#### [DATA SECTION]
◆ ◆ ◆
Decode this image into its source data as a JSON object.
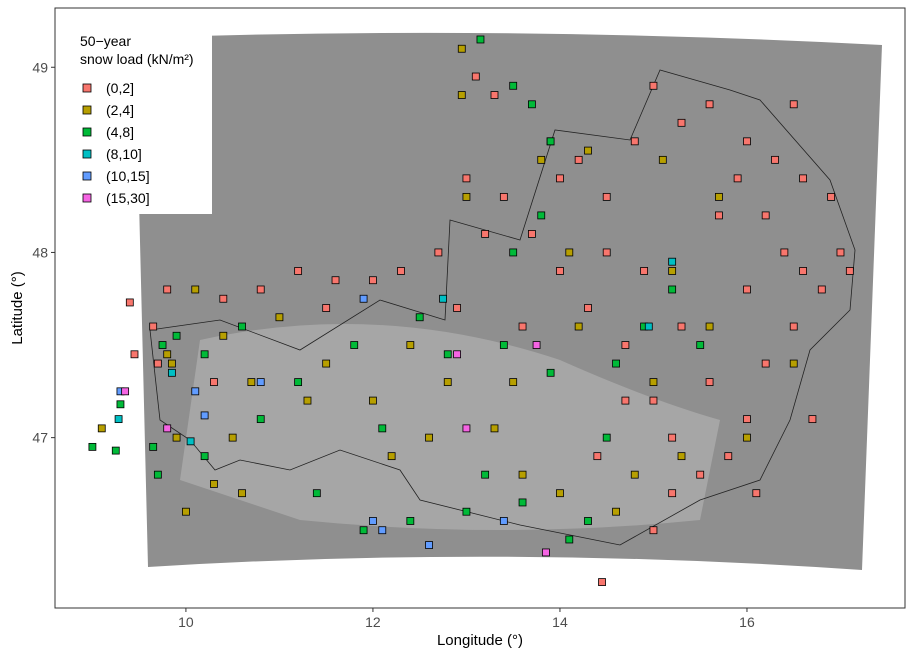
{
  "chart_data": {
    "type": "scatter",
    "x_label": "Longitude (°)",
    "y_label": "Latitude (°)",
    "xlim": [
      8.6,
      17.69
    ],
    "ylim": [
      46.08,
      49.32
    ],
    "xticks": [
      10,
      12,
      14,
      16
    ],
    "yticks": [
      47,
      48,
      49
    ],
    "legend_title": [
      "50−year",
      "snow load (kN/m²)"
    ],
    "legend": "top-left",
    "series": [
      {
        "name": "(0,2]",
        "color": "#F8766D",
        "x": [
          14.45,
          13.1,
          13.3,
          14.2,
          14.5,
          14.8,
          15.0,
          15.3,
          15.6,
          16.0,
          16.3,
          16.6,
          16.9,
          17.0,
          16.8,
          16.5,
          16.2,
          16.0,
          15.8,
          15.5,
          15.2,
          15.0,
          14.7,
          14.3,
          14.0,
          13.7,
          13.4,
          13.0,
          12.7,
          12.3,
          12.0,
          11.6,
          11.2,
          10.8,
          10.4,
          9.8,
          9.65,
          9.7,
          9.4,
          9.45,
          15.7,
          15.3,
          16.4,
          16.0,
          15.6,
          14.9,
          14.5,
          13.9,
          14.7,
          15.2,
          14.4,
          13.6,
          12.9,
          16.7,
          16.1,
          15.0,
          17.1,
          16.5,
          14.0,
          13.2,
          11.5,
          10.3,
          15.9,
          16.2,
          16.6
        ],
        "y": [
          46.22,
          48.95,
          48.85,
          48.5,
          48.3,
          48.6,
          48.9,
          48.7,
          48.8,
          48.6,
          48.5,
          48.4,
          48.3,
          48.0,
          47.8,
          47.6,
          47.4,
          47.1,
          46.9,
          46.8,
          47.0,
          47.2,
          47.5,
          47.7,
          47.9,
          48.1,
          48.3,
          48.4,
          48.0,
          47.9,
          47.85,
          47.85,
          47.9,
          47.8,
          47.75,
          47.8,
          47.6,
          47.4,
          47.73,
          47.45,
          48.2,
          47.6,
          48.0,
          47.8,
          47.3,
          47.9,
          48.0,
          48.6,
          47.2,
          46.7,
          46.9,
          47.6,
          47.7,
          47.1,
          46.7,
          46.5,
          47.9,
          48.8,
          48.4,
          48.1,
          47.7,
          47.3,
          48.4,
          48.2,
          47.9
        ]
      },
      {
        "name": "(2,4]",
        "color": "#B79F00",
        "x": [
          12.95,
          12.95,
          14.3,
          13.8,
          15.1,
          15.7,
          10.1,
          10.4,
          10.7,
          11.0,
          11.5,
          12.0,
          12.4,
          12.8,
          13.3,
          13.6,
          14.0,
          14.6,
          15.0,
          15.3,
          14.8,
          10.0,
          10.3,
          10.6,
          9.9,
          9.1,
          11.3,
          12.2,
          13.5,
          14.2,
          15.2,
          15.6,
          16.0,
          16.5,
          14.1,
          9.8,
          9.85,
          10.5,
          12.6,
          13.0
        ],
        "y": [
          49.1,
          48.85,
          48.55,
          48.5,
          48.5,
          48.3,
          47.8,
          47.55,
          47.3,
          47.65,
          47.4,
          47.2,
          47.5,
          47.3,
          47.05,
          46.8,
          46.7,
          46.6,
          47.3,
          46.9,
          46.8,
          46.6,
          46.75,
          46.7,
          47.0,
          47.05,
          47.2,
          46.9,
          47.3,
          47.6,
          47.9,
          47.6,
          47.0,
          47.4,
          48.0,
          47.45,
          47.4,
          47.0,
          47.0,
          48.3
        ]
      },
      {
        "name": "(4,8]",
        "color": "#00BA38",
        "x": [
          13.15,
          13.5,
          13.7,
          13.9,
          12.5,
          11.8,
          11.2,
          10.8,
          10.2,
          9.9,
          9.75,
          9.3,
          9.25,
          9.0,
          9.65,
          9.7,
          10.2,
          11.9,
          12.4,
          13.0,
          13.6,
          14.1,
          14.3,
          13.9,
          13.4,
          12.8,
          14.6,
          14.9,
          15.5,
          15.2,
          13.5,
          14.5,
          13.2,
          11.4,
          10.6,
          12.1,
          13.8
        ],
        "y": [
          49.15,
          48.9,
          48.8,
          48.6,
          47.65,
          47.5,
          47.3,
          47.1,
          47.45,
          47.55,
          47.5,
          47.18,
          46.93,
          46.95,
          46.95,
          46.8,
          46.9,
          46.5,
          46.55,
          46.6,
          46.65,
          46.45,
          46.55,
          47.35,
          47.5,
          47.45,
          47.4,
          47.6,
          47.5,
          47.8,
          48.0,
          47.0,
          46.8,
          46.7,
          47.6,
          47.05,
          48.2
        ]
      },
      {
        "name": "(8,10]",
        "color": "#00BFC4",
        "x": [
          9.28,
          9.85,
          10.05,
          15.2,
          14.95,
          12.75
        ],
        "y": [
          47.1,
          47.35,
          46.98,
          47.95,
          47.6,
          47.75
        ]
      },
      {
        "name": "(10,15]",
        "color": "#619CFF",
        "x": [
          9.3,
          10.1,
          10.2,
          11.9,
          12.0,
          12.1,
          12.6,
          13.4,
          10.8
        ],
        "y": [
          47.25,
          47.25,
          47.12,
          47.75,
          46.55,
          46.5,
          46.42,
          46.55,
          47.3
        ]
      },
      {
        "name": "(15,30]",
        "color": "#F564E3",
        "x": [
          9.35,
          9.8,
          13.75,
          13.0,
          12.9,
          13.85
        ],
        "y": [
          47.25,
          47.05,
          47.5,
          47.05,
          47.45,
          46.38
        ]
      }
    ]
  }
}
◆ ◆ ◆
#### [DESCRIPTION OF THE TASK]
Each line of the material must be retyped exactly, except that images are omitted.

#### [WRITTEN RESPONSE]
Decode this image into its source data as a JSON object.
{
  "chart_data": {
    "type": "scatter",
    "x_label": "Longitude (°)",
    "y_label": "Latitude (°)",
    "xlim": [
      8.6,
      17.69
    ],
    "ylim": [
      46.08,
      49.32
    ],
    "xticks": [
      10,
      12,
      14,
      16
    ],
    "yticks": [
      47,
      48,
      49
    ],
    "legend_title": [
      "50−year",
      "snow load (kN/m²)"
    ],
    "legend": "top-left",
    "series": [
      {
        "name": "(0,2]",
        "color": "#F8766D",
        "x": [
          14.45,
          13.1,
          13.3,
          14.2,
          14.5,
          14.8,
          15.0,
          15.3,
          15.6,
          16.0,
          16.3,
          16.6,
          16.9,
          17.0,
          16.8,
          16.5,
          16.2,
          16.0,
          15.8,
          15.5,
          15.2,
          15.0,
          14.7,
          14.3,
          14.0,
          13.7,
          13.4,
          13.0,
          12.7,
          12.3,
          12.0,
          11.6,
          11.2,
          10.8,
          10.4,
          9.8,
          9.65,
          9.7,
          9.4,
          9.45,
          15.7,
          15.3,
          16.4,
          16.0,
          15.6,
          14.9,
          14.5,
          13.9,
          14.7,
          15.2,
          14.4,
          13.6,
          12.9,
          16.7,
          16.1,
          15.0,
          17.1,
          16.5,
          14.0,
          13.2,
          11.5,
          10.3,
          15.9,
          16.2,
          16.6
        ],
        "y": [
          46.22,
          48.95,
          48.85,
          48.5,
          48.3,
          48.6,
          48.9,
          48.7,
          48.8,
          48.6,
          48.5,
          48.4,
          48.3,
          48.0,
          47.8,
          47.6,
          47.4,
          47.1,
          46.9,
          46.8,
          47.0,
          47.2,
          47.5,
          47.7,
          47.9,
          48.1,
          48.3,
          48.4,
          48.0,
          47.9,
          47.85,
          47.85,
          47.9,
          47.8,
          47.75,
          47.8,
          47.6,
          47.4,
          47.73,
          47.45,
          48.2,
          47.6,
          48.0,
          47.8,
          47.3,
          47.9,
          48.0,
          48.6,
          47.2,
          46.7,
          46.9,
          47.6,
          47.7,
          47.1,
          46.7,
          46.5,
          47.9,
          48.8,
          48.4,
          48.1,
          47.7,
          47.3,
          48.4,
          48.2,
          47.9
        ]
      },
      {
        "name": "(2,4]",
        "color": "#B79F00",
        "x": [
          12.95,
          12.95,
          14.3,
          13.8,
          15.1,
          15.7,
          10.1,
          10.4,
          10.7,
          11.0,
          11.5,
          12.0,
          12.4,
          12.8,
          13.3,
          13.6,
          14.0,
          14.6,
          15.0,
          15.3,
          14.8,
          10.0,
          10.3,
          10.6,
          9.9,
          9.1,
          11.3,
          12.2,
          13.5,
          14.2,
          15.2,
          15.6,
          16.0,
          16.5,
          14.1,
          9.8,
          9.85,
          10.5,
          12.6,
          13.0
        ],
        "y": [
          49.1,
          48.85,
          48.55,
          48.5,
          48.5,
          48.3,
          47.8,
          47.55,
          47.3,
          47.65,
          47.4,
          47.2,
          47.5,
          47.3,
          47.05,
          46.8,
          46.7,
          46.6,
          47.3,
          46.9,
          46.8,
          46.6,
          46.75,
          46.7,
          47.0,
          47.05,
          47.2,
          46.9,
          47.3,
          47.6,
          47.9,
          47.6,
          47.0,
          47.4,
          48.0,
          47.45,
          47.4,
          47.0,
          47.0,
          48.3
        ]
      },
      {
        "name": "(4,8]",
        "color": "#00BA38",
        "x": [
          13.15,
          13.5,
          13.7,
          13.9,
          12.5,
          11.8,
          11.2,
          10.8,
          10.2,
          9.9,
          9.75,
          9.3,
          9.25,
          9.0,
          9.65,
          9.7,
          10.2,
          11.9,
          12.4,
          13.0,
          13.6,
          14.1,
          14.3,
          13.9,
          13.4,
          12.8,
          14.6,
          14.9,
          15.5,
          15.2,
          13.5,
          14.5,
          13.2,
          11.4,
          10.6,
          12.1,
          13.8
        ],
        "y": [
          49.15,
          48.9,
          48.8,
          48.6,
          47.65,
          47.5,
          47.3,
          47.1,
          47.45,
          47.55,
          47.5,
          47.18,
          46.93,
          46.95,
          46.95,
          46.8,
          46.9,
          46.5,
          46.55,
          46.6,
          46.65,
          46.45,
          46.55,
          47.35,
          47.5,
          47.45,
          47.4,
          47.6,
          47.5,
          47.8,
          48.0,
          47.0,
          46.8,
          46.7,
          47.6,
          47.05,
          48.2
        ]
      },
      {
        "name": "(8,10]",
        "color": "#00BFC4",
        "x": [
          9.28,
          9.85,
          10.05,
          15.2,
          14.95,
          12.75
        ],
        "y": [
          47.1,
          47.35,
          46.98,
          47.95,
          47.6,
          47.75
        ]
      },
      {
        "name": "(10,15]",
        "color": "#619CFF",
        "x": [
          9.3,
          10.1,
          10.2,
          11.9,
          12.0,
          12.1,
          12.6,
          13.4,
          10.8
        ],
        "y": [
          47.25,
          47.25,
          47.12,
          47.75,
          46.55,
          46.5,
          46.42,
          46.55,
          47.3
        ]
      },
      {
        "name": "(15,30]",
        "color": "#F564E3",
        "x": [
          9.35,
          9.8,
          13.75,
          13.0,
          12.9,
          13.85
        ],
        "y": [
          47.25,
          47.05,
          47.5,
          47.05,
          47.45,
          46.38
        ]
      }
    ]
  }
}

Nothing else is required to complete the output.